Answer these questions using the text below on Vietnam's relations with the US and China.
(a) At which university is Dr Stephen Nagy a senior associate professor?
(b) In what year did Vietnam and China strike "a comprehensive strategic partnership"?
(c) How many years did the war between Vietnam and the US last, and in what year did it end?

→ Extracted text:
__________

Yet, the US VP's charm offensive may be less effective in Hanoi, believes Dr Stephen Nagy, a senior associate professor at the International Christian University in Tokyo and a fellow at the Canadian Global Affairs Institute (CGAI). Unlike Singapore, which has maintained long standing political and military relations with the United States, "Vietnam remains wedded to its political system and continues to have strong party-to-party ties with China's Communist Party", according to the professor.
"It's economic ties to Beijing as well mean Hanoi must balance relations with the US and China", he suggests.
According to The Diplomat, Vietnam and China struck "a comprehensive strategic partnership" in 2009, while Hanoi's relations with the US "remain at the level of a comprehensive partnership", despite Washington's attempts to upgrade the relationship to a strategic level.
Secretary of Defense Lloyd J. Austin III and Vietnamese Defense Minister Phan Van Giang bump elbows after the signing the Vietnamese Wartime Accounting Initiative Memorandum of Understanding between the two countries in Hanoi, Vietnam, July 29, 2021.
The issue was touched upon during the July talks between US Secretary of Defence Lloyd Austin and Vietnamese President Nguyen Xuan Phuc, according to the media outlet. Vietnam and the US also share a controversial historic record as the two were engaged in a 19-year war which ended with Washington's hasty retreat from Saigon in 1975. North Vietnam won the war being backed by the USSR and China.
"Harris is in Southeast Asia to protect her from fallout over Afghanistan and spruce up her geopolitical bona fides before, presumably, she takes over for a quickly failing Joe Biden", suggests Tom Luongo, a geopolitical analyst and publisher of the Gold Goats'n Guns Newsletter.

__________

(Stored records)
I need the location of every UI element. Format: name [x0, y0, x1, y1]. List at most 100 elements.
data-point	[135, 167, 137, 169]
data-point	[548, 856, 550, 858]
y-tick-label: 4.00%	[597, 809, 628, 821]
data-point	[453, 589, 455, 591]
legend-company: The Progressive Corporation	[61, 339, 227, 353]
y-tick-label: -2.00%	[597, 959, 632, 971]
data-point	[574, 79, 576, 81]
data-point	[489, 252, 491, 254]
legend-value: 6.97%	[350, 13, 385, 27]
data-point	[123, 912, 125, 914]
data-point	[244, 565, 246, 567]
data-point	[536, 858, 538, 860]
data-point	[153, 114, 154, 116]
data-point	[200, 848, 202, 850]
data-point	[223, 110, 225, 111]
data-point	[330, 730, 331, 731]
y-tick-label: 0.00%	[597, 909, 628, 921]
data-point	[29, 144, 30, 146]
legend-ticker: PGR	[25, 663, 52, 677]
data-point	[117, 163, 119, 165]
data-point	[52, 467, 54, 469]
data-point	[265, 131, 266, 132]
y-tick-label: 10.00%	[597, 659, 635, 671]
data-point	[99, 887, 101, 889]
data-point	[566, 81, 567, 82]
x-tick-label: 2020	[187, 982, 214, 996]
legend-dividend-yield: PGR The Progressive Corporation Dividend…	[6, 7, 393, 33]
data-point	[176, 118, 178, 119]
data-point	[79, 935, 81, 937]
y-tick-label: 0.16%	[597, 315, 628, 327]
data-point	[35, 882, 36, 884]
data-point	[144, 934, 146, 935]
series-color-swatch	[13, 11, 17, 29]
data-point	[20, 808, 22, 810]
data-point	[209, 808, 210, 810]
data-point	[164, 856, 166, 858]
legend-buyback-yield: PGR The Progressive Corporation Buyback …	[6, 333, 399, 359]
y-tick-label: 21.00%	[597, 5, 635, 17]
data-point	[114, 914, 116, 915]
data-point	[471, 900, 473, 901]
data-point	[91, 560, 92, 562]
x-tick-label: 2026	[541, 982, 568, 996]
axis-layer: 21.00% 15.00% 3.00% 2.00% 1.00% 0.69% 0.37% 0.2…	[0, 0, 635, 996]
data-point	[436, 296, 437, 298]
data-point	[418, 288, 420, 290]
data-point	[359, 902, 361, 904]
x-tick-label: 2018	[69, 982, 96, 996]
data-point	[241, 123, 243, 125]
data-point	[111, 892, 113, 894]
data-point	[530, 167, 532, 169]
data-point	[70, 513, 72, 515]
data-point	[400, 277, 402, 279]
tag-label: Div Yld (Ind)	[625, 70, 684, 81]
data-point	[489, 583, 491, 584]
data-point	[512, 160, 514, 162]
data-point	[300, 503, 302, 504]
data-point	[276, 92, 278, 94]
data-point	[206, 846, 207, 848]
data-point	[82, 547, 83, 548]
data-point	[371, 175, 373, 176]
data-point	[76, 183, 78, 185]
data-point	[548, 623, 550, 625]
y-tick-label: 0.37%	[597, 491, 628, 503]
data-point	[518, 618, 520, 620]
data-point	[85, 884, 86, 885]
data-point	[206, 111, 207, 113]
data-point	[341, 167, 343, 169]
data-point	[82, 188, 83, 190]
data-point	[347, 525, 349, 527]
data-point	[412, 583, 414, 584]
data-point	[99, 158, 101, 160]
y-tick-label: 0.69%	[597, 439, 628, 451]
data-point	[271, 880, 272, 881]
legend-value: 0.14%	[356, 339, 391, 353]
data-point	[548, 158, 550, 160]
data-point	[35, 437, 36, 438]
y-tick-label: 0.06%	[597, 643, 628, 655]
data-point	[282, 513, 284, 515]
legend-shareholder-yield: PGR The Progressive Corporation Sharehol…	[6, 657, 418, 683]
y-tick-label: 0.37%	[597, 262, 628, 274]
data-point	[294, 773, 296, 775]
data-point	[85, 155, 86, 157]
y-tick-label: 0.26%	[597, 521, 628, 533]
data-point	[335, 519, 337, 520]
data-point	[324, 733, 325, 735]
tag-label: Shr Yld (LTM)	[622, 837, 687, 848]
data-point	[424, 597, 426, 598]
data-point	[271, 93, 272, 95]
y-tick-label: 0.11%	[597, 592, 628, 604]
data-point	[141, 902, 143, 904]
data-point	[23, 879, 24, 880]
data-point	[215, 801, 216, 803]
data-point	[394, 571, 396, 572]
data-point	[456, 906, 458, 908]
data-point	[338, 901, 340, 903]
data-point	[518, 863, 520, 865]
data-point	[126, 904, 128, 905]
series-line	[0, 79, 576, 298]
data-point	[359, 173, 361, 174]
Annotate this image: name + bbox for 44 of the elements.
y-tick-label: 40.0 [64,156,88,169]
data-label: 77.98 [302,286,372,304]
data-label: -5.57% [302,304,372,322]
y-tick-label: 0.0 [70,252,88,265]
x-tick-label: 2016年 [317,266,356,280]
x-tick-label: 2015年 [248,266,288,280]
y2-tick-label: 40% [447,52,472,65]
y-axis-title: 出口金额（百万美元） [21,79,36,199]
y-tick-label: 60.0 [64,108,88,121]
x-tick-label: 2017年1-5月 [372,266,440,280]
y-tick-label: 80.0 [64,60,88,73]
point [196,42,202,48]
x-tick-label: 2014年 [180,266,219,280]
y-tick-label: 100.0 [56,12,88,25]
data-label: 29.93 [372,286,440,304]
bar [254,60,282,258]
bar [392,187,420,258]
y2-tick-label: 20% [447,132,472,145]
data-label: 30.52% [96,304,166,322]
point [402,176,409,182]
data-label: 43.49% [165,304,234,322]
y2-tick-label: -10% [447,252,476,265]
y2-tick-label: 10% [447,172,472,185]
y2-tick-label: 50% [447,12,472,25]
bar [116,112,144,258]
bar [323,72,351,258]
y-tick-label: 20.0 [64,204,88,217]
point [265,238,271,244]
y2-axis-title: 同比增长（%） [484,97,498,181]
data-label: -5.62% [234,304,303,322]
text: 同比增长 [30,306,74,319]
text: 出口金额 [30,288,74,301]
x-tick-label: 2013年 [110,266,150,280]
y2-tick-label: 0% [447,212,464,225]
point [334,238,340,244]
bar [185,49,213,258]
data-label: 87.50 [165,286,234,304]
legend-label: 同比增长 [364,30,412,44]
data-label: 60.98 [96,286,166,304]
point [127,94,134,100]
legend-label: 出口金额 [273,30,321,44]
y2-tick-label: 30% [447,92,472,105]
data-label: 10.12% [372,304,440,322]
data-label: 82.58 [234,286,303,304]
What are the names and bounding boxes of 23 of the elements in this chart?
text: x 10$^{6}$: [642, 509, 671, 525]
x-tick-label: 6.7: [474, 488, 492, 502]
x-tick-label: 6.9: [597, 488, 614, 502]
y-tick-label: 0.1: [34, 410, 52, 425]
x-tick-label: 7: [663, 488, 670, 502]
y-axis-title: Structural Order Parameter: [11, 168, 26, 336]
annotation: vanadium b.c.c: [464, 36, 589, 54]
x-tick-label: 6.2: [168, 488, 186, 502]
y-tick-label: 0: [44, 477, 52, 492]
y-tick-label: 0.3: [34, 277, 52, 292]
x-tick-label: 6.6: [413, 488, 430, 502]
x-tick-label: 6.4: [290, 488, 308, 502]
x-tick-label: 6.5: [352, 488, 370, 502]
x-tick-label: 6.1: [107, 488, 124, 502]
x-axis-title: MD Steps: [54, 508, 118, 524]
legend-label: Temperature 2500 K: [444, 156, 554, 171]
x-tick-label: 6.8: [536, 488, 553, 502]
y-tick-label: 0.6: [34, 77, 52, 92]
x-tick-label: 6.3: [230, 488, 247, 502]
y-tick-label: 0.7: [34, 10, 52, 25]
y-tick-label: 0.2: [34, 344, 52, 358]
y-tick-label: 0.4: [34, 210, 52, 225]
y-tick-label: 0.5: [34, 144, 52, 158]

__________

→ The completed task:
(a) The International Christian University in Tokyo.
(b) 2009.
(c) It lasted 19 years and ended in 1975.